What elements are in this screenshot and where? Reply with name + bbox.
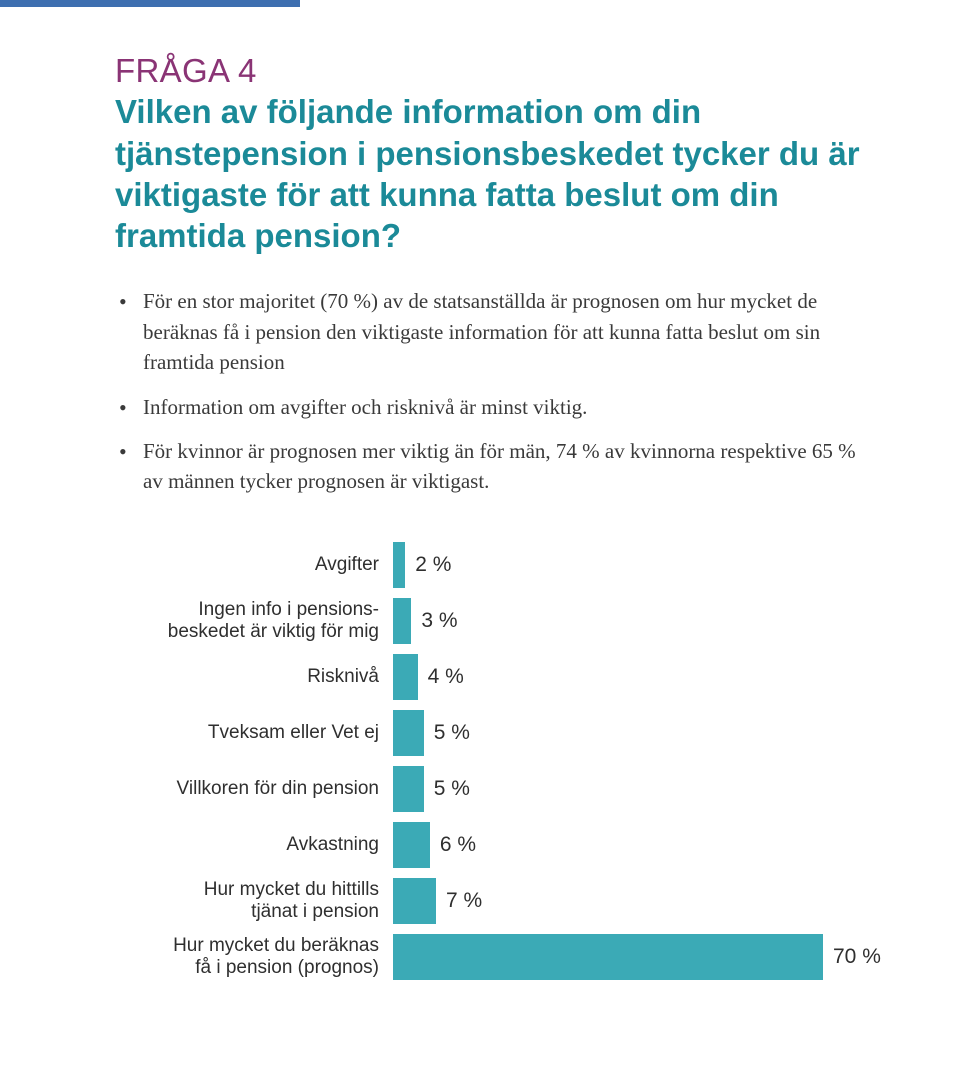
chart-bar-area: 5 %: [393, 710, 880, 756]
chart-bar: [393, 654, 418, 700]
chart-value-label: 70 %: [823, 945, 881, 969]
chart-row: Hur mycket du hittillstjänat i pension 7 …: [123, 878, 880, 924]
chart-bar-area: 2 %: [393, 542, 880, 588]
chart-row: Hur mycket du beräknasfå i pension (prog…: [123, 934, 880, 980]
heading-question: Vilken av följande information om din tj…: [115, 91, 880, 256]
chart-row-label: Hur mycket du beräknasfå i pension (prog…: [123, 935, 393, 979]
bullet-item: För en stor majoritet (70 %) av de stats…: [115, 286, 870, 377]
chart-row-label: Avgifter: [123, 554, 393, 576]
chart-row-label: Risknivå: [123, 666, 393, 688]
chart-bar-area: 5 %: [393, 766, 880, 812]
chart-row-label: Hur mycket du hittillstjänat i pension: [123, 879, 393, 923]
chart-bar-area: 7 %: [393, 878, 880, 924]
chart-row: Avgifter 2 %: [123, 542, 880, 588]
bullet-item: Information om avgifter och risknivå är …: [115, 392, 870, 422]
chart-bar-area: 6 %: [393, 822, 880, 868]
chart-row: Ingen info i pensions-beskedet är viktig…: [123, 598, 880, 644]
chart-row-label: Tveksam eller Vet ej: [123, 722, 393, 744]
heading-block: FRÅGA 4 Vilken av följande information o…: [115, 50, 880, 256]
chart-value-label: 4 %: [418, 665, 464, 689]
chart-row: Risknivå 4 %: [123, 654, 880, 700]
chart-value-label: 5 %: [424, 721, 470, 745]
chart-row: Avkastning 6 %: [123, 822, 880, 868]
chart-row: Villkoren för din pension 5 %: [123, 766, 880, 812]
chart-bar: [393, 822, 430, 868]
chart-bar-area: 3 %: [393, 598, 880, 644]
chart-bar: [393, 598, 411, 644]
chart-bar-area: 70 %: [393, 934, 881, 980]
chart-bar: [393, 710, 424, 756]
chart-value-label: 2 %: [405, 553, 451, 577]
bullet-list: För en stor majoritet (70 %) av de stats…: [115, 286, 880, 497]
chart-bar: [393, 766, 424, 812]
bullet-item: För kvinnor är prognosen mer viktig än f…: [115, 436, 870, 497]
chart-bar: [393, 878, 436, 924]
chart-row-label: Ingen info i pensions-beskedet är viktig…: [123, 599, 393, 643]
chart-row: Tveksam eller Vet ej 5 %: [123, 710, 880, 756]
chart-row-label: Avkastning: [123, 834, 393, 856]
chart-value-label: 6 %: [430, 833, 476, 857]
heading-label: FRÅGA 4: [115, 50, 880, 91]
chart-bar-area: 4 %: [393, 654, 880, 700]
bar-chart: Avgifter 2 % Ingen info i pensions-beskede…: [123, 542, 880, 980]
chart-value-label: 5 %: [424, 777, 470, 801]
chart-row-label: Villkoren för din pension: [123, 778, 393, 800]
chart-bar: [393, 934, 823, 980]
page: FRÅGA 4 Vilken av följande information o…: [0, 0, 960, 1088]
top-rule: [0, 0, 300, 7]
chart-value-label: 7 %: [436, 889, 482, 913]
chart-value-label: 3 %: [411, 609, 457, 633]
chart-bar: [393, 542, 405, 588]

* Consegna
Sostituisci "chart-bar-area" con "chart-bar-track" in tutte le righe del materiale, lasciando invariato tutto il resto. Nella risposta ometti le immagini.

* Risultato finale
What elements are in this screenshot and where? Reply with name + bbox.
chart-bar-track: 5 %: [393, 710, 880, 756]
chart-bar: [393, 654, 418, 700]
chart-value-label: 70 %: [823, 945, 881, 969]
chart-row: Hur mycket du hittillstjänat i pension 7 …: [123, 878, 880, 924]
chart-bar-track: 2 %: [393, 542, 880, 588]
chart-row: Hur mycket du beräknasfå i pension (prog…: [123, 934, 880, 980]
heading-question: Vilken av följande information om din tj…: [115, 91, 880, 256]
chart-row-label: Hur mycket du beräknasfå i pension (prog…: [123, 935, 393, 979]
bullet-item: För en stor majoritet (70 %) av de stats…: [115, 286, 870, 377]
chart-row-label: Avgifter: [123, 554, 393, 576]
chart-row-label: Risknivå: [123, 666, 393, 688]
chart-bar-track: 5 %: [393, 766, 880, 812]
chart-row-label: Hur mycket du hittillstjänat i pension: [123, 879, 393, 923]
chart-bar-track: 7 %: [393, 878, 880, 924]
chart-row: Avgifter 2 %: [123, 542, 880, 588]
bullet-item: Information om avgifter och risknivå är …: [115, 392, 870, 422]
chart-bar-track: 6 %: [393, 822, 880, 868]
chart-row: Ingen info i pensions-beskedet är viktig…: [123, 598, 880, 644]
chart-row-label: Tveksam eller Vet ej: [123, 722, 393, 744]
heading-block: FRÅGA 4 Vilken av följande information o…: [115, 50, 880, 256]
chart-value-label: 4 %: [418, 665, 464, 689]
chart-row: Risknivå 4 %: [123, 654, 880, 700]
chart-value-label: 5 %: [424, 721, 470, 745]
chart-row: Avkastning 6 %: [123, 822, 880, 868]
chart-row: Villkoren för din pension 5 %: [123, 766, 880, 812]
chart-bar: [393, 822, 430, 868]
chart-bar-track: 3 %: [393, 598, 880, 644]
chart-bar: [393, 598, 411, 644]
chart-bar-track: 70 %: [393, 934, 881, 980]
chart-bar: [393, 710, 424, 756]
chart-value-label: 2 %: [405, 553, 451, 577]
bullet-list: För en stor majoritet (70 %) av de stats…: [115, 286, 880, 497]
chart-bar: [393, 766, 424, 812]
bullet-item: För kvinnor är prognosen mer viktig än f…: [115, 436, 870, 497]
chart-bar: [393, 878, 436, 924]
chart-row-label: Ingen info i pensions-beskedet är viktig…: [123, 599, 393, 643]
chart-row: Tveksam eller Vet ej 5 %: [123, 710, 880, 756]
chart-row-label: Avkastning: [123, 834, 393, 856]
chart-value-label: 6 %: [430, 833, 476, 857]
heading-label: FRÅGA 4: [115, 50, 880, 91]
chart-bar-track: 4 %: [393, 654, 880, 700]
bar-chart: Avgifter 2 % Ingen info i pensions-beskede…: [123, 542, 880, 980]
chart-value-label: 5 %: [424, 777, 470, 801]
chart-row-label: Villkoren för din pension: [123, 778, 393, 800]
chart-bar: [393, 934, 823, 980]
page: FRÅGA 4 Vilken av följande information o…: [0, 0, 960, 1088]
top-rule: [0, 0, 300, 7]
chart-value-label: 7 %: [436, 889, 482, 913]
chart-value-label: 3 %: [411, 609, 457, 633]
chart-bar: [393, 542, 405, 588]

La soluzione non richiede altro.